- Exercise input
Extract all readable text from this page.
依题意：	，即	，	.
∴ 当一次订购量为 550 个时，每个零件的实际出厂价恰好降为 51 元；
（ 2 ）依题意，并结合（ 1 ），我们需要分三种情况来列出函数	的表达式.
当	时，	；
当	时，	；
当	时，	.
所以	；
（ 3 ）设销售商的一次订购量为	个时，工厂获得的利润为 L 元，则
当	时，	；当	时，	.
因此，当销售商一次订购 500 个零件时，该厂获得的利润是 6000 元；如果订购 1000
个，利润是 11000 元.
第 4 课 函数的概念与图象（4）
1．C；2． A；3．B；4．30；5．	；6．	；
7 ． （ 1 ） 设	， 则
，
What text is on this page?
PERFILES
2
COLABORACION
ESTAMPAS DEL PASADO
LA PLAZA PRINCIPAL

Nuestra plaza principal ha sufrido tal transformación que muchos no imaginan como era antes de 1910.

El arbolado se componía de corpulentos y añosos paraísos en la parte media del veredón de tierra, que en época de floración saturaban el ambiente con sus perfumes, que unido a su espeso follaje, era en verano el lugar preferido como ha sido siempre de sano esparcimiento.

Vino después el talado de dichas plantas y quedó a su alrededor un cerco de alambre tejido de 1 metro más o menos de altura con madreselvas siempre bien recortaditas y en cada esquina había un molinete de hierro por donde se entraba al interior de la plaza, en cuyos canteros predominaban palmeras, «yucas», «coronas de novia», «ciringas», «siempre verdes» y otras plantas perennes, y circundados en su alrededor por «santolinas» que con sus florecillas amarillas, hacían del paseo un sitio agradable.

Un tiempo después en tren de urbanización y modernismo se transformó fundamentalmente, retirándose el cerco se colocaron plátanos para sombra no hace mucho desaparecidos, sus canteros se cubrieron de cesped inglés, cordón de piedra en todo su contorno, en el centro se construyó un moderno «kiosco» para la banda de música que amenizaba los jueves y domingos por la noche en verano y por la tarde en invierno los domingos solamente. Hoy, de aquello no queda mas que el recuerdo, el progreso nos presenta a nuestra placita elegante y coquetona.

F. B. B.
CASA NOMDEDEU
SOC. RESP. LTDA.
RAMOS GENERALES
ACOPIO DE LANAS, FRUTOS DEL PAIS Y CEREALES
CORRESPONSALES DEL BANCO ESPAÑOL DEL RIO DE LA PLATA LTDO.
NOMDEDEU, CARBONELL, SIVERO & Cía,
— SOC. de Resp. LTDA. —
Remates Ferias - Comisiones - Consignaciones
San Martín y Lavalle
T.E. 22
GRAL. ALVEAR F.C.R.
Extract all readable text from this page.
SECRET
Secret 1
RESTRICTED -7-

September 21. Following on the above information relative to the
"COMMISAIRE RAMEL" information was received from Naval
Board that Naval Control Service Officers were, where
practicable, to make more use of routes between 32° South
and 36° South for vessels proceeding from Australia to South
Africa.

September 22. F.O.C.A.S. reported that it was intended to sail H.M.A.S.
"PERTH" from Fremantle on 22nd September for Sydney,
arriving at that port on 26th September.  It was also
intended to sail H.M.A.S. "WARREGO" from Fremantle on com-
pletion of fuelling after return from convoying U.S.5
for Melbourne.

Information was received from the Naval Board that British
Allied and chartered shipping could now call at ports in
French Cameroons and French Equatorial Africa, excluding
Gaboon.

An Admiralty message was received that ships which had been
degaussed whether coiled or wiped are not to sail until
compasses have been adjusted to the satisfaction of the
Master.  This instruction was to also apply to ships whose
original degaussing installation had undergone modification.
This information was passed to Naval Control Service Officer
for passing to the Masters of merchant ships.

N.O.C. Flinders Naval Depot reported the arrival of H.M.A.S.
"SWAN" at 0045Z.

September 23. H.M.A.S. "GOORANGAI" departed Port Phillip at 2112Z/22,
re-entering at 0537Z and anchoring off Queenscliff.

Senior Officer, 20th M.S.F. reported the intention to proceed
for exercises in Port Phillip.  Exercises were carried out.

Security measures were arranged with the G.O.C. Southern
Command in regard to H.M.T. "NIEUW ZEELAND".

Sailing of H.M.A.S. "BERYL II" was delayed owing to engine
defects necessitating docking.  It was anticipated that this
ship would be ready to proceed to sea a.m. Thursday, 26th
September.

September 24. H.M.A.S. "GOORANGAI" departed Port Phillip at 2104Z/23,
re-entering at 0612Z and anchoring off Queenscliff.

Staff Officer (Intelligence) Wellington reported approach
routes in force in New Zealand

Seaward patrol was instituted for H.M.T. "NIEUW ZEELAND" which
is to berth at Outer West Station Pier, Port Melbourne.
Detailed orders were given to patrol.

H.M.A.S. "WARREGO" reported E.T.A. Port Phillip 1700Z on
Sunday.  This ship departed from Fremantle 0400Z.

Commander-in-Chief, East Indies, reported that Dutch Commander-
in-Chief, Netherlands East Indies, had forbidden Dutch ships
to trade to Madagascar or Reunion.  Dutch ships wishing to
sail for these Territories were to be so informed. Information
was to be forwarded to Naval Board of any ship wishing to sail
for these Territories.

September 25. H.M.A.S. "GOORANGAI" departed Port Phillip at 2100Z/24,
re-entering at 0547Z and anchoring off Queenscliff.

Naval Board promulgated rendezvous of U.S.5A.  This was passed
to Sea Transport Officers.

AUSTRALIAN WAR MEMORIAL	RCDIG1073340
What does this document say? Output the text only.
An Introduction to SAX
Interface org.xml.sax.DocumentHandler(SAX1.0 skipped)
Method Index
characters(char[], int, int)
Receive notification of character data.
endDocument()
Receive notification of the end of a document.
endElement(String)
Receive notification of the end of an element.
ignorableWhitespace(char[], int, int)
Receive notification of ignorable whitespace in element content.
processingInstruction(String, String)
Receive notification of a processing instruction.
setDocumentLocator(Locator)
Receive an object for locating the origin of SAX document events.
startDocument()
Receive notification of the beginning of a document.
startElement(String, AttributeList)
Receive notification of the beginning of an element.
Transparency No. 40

- Exercise
Return exactly the lines from the one containing "What does this" through the last line of the records above, both included, and nothing else.

- Expected answer
What does this document say? Output the text only.
An Introduction to SAX
Interface org.xml.sax.DocumentHandler(SAX1.0 skipped)
Method Index
characters(char[], int, int)
Receive notification of character data.
endDocument()
Receive notification of the end of a document.
endElement(String)
Receive notification of the end of an element.
ignorableWhitespace(char[], int, int)
Receive notification of ignorable whitespace in element content.
processingInstruction(String, String)
Receive notification of a processing instruction.
setDocumentLocator(Locator)
Receive an object for locating the origin of SAX document events.
startDocument()
Receive notification of the beginning of a document.
startElement(String, AttributeList)
Receive notification of the beginning of an element.
Transparency No. 40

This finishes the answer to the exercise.